Material shown:
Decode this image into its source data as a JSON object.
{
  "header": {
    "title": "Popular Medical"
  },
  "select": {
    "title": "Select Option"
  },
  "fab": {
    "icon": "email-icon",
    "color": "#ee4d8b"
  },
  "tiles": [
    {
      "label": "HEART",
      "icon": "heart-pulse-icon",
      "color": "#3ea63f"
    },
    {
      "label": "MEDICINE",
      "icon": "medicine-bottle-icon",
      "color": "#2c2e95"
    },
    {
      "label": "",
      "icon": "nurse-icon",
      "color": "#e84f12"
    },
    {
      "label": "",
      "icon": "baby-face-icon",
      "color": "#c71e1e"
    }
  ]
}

Given task:
Pick out every line above that holds the word "label" and copy it.

Answer:
      "label": "HEART",
      "label": "MEDICINE",
      "label": "",
      "label": "",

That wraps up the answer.